#### [Exercise description]
In the entries below, find every line holding the string "service" and collect it.

## Begin Available data

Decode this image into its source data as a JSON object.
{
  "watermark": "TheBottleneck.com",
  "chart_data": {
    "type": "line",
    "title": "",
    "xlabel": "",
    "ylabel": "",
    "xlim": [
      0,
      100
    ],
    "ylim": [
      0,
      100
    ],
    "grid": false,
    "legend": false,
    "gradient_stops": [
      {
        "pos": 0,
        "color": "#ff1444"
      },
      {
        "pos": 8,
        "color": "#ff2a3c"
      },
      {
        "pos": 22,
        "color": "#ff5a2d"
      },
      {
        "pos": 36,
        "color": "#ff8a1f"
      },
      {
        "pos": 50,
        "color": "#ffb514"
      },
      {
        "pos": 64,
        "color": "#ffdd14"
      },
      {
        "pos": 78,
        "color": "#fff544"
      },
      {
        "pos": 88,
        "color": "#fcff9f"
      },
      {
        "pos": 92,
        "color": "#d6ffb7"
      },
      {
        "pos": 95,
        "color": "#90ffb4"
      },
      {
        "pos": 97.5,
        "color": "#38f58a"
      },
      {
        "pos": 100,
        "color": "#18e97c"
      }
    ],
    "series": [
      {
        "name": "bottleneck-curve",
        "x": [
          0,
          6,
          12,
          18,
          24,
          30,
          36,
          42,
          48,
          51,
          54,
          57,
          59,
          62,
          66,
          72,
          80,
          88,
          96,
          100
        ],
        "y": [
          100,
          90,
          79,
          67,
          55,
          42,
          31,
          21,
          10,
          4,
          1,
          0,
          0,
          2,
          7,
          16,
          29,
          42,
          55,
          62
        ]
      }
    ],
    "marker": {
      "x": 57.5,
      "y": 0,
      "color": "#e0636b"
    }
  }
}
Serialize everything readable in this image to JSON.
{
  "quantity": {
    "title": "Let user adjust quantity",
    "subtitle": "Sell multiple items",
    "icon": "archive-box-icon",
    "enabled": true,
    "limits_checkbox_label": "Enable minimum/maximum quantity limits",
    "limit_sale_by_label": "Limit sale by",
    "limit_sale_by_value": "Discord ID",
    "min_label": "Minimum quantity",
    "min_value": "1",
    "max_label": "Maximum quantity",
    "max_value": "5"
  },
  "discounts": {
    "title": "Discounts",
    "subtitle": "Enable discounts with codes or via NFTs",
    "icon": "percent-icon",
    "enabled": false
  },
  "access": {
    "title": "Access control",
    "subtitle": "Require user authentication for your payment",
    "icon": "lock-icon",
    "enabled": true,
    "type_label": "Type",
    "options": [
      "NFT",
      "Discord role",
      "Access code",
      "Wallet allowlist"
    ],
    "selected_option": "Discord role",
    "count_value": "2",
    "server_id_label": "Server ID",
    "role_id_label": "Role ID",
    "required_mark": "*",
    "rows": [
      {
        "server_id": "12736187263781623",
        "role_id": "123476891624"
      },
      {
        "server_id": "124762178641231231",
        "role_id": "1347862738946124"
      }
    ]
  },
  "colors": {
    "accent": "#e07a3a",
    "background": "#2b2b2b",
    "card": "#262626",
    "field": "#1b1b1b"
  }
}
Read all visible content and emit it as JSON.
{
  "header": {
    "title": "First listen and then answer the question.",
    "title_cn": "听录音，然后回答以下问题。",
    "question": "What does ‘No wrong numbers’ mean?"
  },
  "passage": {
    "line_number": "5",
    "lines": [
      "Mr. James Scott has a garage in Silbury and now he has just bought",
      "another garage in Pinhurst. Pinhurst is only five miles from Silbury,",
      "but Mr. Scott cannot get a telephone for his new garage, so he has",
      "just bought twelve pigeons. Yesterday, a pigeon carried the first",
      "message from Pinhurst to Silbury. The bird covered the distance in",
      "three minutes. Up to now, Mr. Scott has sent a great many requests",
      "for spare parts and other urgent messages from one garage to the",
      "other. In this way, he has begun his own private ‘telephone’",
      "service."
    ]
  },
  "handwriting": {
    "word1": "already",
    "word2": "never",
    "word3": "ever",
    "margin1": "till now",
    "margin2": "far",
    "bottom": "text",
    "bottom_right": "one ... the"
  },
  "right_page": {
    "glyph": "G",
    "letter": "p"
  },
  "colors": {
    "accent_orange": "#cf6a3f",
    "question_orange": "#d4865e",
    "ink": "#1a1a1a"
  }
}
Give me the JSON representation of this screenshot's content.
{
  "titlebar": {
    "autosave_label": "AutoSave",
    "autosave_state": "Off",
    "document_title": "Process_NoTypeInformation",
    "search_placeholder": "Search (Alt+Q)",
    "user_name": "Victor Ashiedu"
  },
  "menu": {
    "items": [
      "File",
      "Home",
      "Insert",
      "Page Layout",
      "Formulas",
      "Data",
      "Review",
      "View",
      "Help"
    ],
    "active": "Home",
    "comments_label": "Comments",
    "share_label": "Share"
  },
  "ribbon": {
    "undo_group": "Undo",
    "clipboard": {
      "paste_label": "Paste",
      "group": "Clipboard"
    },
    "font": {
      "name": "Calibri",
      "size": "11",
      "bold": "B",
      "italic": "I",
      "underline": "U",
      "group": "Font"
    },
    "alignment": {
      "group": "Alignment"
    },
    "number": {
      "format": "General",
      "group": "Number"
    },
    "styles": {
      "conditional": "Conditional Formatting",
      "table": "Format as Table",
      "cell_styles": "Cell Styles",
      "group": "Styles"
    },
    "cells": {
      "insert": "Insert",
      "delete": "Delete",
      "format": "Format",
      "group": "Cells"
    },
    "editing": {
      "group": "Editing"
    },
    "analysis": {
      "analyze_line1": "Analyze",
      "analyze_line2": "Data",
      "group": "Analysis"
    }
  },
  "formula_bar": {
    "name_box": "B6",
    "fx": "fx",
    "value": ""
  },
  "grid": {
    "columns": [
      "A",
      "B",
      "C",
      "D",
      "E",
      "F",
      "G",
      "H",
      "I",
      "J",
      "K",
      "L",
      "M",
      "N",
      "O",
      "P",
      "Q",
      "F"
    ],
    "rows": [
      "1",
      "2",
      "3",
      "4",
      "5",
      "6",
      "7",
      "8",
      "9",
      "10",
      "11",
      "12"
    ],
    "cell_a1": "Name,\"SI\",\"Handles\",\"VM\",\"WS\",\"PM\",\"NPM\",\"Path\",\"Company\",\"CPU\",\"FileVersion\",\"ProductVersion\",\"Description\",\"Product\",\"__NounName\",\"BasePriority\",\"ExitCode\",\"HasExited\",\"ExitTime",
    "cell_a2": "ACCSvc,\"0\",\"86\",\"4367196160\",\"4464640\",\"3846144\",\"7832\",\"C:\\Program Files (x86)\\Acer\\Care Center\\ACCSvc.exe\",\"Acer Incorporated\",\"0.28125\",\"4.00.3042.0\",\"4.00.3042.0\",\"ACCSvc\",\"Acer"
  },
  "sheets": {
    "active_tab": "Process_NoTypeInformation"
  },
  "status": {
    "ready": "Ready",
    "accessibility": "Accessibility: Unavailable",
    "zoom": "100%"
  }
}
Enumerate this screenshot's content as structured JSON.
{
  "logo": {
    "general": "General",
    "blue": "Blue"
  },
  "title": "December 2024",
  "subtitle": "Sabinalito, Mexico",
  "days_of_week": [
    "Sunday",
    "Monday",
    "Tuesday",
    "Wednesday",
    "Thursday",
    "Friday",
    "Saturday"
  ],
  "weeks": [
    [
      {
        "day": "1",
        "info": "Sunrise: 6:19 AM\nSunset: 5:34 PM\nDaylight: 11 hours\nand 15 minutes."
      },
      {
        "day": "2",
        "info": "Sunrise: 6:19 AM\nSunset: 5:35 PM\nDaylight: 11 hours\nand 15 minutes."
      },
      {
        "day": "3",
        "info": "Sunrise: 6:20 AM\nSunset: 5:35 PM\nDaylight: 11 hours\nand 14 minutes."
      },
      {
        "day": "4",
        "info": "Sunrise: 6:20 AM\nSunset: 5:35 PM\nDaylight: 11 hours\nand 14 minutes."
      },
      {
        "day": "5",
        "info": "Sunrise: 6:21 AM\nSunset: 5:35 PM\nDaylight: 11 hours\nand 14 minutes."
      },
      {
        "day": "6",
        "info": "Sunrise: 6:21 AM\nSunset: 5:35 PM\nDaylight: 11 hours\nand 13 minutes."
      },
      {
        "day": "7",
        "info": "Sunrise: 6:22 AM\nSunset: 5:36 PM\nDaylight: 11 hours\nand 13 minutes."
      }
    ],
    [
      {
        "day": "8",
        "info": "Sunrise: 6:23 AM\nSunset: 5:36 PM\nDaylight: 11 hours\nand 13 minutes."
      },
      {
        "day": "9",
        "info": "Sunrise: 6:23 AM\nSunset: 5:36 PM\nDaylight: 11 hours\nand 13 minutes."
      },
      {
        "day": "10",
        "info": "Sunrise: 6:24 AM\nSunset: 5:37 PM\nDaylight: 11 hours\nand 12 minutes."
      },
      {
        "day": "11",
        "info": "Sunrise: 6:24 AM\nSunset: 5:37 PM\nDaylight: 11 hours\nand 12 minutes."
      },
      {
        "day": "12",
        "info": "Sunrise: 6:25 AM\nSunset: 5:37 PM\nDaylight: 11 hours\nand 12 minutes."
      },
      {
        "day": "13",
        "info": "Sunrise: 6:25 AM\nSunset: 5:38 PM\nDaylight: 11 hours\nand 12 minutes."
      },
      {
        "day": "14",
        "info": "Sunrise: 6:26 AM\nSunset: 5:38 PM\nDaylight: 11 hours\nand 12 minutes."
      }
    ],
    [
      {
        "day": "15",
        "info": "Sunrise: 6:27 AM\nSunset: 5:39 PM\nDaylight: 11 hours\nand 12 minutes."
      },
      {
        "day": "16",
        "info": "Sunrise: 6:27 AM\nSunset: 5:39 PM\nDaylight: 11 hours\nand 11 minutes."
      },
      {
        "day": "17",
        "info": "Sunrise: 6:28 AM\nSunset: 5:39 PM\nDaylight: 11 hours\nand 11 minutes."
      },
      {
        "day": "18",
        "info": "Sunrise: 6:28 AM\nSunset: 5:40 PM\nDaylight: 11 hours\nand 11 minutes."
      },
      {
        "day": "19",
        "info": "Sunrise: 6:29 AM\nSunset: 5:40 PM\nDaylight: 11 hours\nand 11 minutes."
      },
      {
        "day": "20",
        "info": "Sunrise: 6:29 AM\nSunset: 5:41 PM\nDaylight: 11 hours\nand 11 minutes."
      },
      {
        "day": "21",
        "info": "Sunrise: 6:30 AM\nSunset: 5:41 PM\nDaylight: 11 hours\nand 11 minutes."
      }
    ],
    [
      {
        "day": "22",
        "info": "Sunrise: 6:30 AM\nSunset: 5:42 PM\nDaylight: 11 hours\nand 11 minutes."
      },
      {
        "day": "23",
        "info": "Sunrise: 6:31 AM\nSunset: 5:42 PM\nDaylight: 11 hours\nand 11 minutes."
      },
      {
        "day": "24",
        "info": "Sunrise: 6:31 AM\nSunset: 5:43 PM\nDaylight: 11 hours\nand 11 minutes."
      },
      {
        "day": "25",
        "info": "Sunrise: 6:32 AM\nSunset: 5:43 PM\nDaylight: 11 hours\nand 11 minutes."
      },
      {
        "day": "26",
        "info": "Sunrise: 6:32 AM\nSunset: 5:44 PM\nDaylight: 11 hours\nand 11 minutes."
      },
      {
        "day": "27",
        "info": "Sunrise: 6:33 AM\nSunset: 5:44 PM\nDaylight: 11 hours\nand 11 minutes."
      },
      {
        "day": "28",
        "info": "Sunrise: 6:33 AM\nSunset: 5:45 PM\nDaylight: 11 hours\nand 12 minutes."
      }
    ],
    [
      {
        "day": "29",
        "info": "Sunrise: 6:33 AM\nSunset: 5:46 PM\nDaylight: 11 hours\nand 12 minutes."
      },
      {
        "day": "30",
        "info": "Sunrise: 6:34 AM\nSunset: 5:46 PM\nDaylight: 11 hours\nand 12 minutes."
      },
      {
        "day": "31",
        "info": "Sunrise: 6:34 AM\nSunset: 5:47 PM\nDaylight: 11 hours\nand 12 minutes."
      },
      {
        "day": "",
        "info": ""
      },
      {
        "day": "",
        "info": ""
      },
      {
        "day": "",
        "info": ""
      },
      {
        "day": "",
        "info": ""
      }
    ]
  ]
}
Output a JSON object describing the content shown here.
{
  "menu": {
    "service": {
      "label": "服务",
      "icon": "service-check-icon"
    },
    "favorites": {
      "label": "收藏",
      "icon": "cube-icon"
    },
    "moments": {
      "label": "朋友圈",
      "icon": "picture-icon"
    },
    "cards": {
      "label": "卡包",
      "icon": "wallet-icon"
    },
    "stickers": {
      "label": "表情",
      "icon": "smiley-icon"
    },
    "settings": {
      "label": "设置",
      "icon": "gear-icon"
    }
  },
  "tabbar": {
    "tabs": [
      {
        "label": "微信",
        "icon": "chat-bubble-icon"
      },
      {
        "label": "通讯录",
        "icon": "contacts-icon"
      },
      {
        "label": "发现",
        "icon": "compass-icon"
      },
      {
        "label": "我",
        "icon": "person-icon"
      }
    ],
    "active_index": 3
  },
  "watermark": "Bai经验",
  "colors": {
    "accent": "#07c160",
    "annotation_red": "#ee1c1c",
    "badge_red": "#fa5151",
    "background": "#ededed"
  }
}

## End Available data

#### [Solution to the exercise]
      "service."
    "service": {
      "icon": "service-check-icon"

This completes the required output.